## Request
Counting only lines that hold "pretensión", give the total and nothing more.

## Dataset extract
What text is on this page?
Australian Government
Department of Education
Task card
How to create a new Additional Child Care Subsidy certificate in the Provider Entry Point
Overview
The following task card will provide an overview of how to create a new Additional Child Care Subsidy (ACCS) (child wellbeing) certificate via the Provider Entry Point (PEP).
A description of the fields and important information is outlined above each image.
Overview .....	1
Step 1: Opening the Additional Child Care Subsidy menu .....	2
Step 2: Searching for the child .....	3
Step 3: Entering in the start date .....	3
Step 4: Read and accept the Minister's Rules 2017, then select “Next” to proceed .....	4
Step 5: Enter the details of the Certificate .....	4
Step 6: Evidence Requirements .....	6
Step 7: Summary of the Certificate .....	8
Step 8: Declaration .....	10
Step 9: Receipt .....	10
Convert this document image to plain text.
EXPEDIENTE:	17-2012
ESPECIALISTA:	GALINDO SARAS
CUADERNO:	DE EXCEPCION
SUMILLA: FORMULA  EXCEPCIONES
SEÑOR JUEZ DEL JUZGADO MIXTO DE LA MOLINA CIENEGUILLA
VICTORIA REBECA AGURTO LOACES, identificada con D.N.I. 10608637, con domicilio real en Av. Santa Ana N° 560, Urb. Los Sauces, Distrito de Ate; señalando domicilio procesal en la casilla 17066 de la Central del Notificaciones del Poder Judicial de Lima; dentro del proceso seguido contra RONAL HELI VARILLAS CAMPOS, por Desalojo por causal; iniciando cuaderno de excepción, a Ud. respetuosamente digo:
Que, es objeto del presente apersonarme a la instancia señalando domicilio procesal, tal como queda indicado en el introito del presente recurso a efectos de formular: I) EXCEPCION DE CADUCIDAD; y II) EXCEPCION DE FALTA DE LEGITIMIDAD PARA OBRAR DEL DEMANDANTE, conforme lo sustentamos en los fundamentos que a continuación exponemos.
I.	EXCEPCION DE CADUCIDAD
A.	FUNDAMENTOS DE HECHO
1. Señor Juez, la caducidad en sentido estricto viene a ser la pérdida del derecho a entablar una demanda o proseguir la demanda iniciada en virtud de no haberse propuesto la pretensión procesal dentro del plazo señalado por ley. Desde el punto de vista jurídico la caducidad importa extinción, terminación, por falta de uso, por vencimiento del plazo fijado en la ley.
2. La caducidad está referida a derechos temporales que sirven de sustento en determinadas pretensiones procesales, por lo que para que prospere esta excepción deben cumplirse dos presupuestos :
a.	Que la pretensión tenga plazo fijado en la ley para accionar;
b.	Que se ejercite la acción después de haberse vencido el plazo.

## Result of this task
2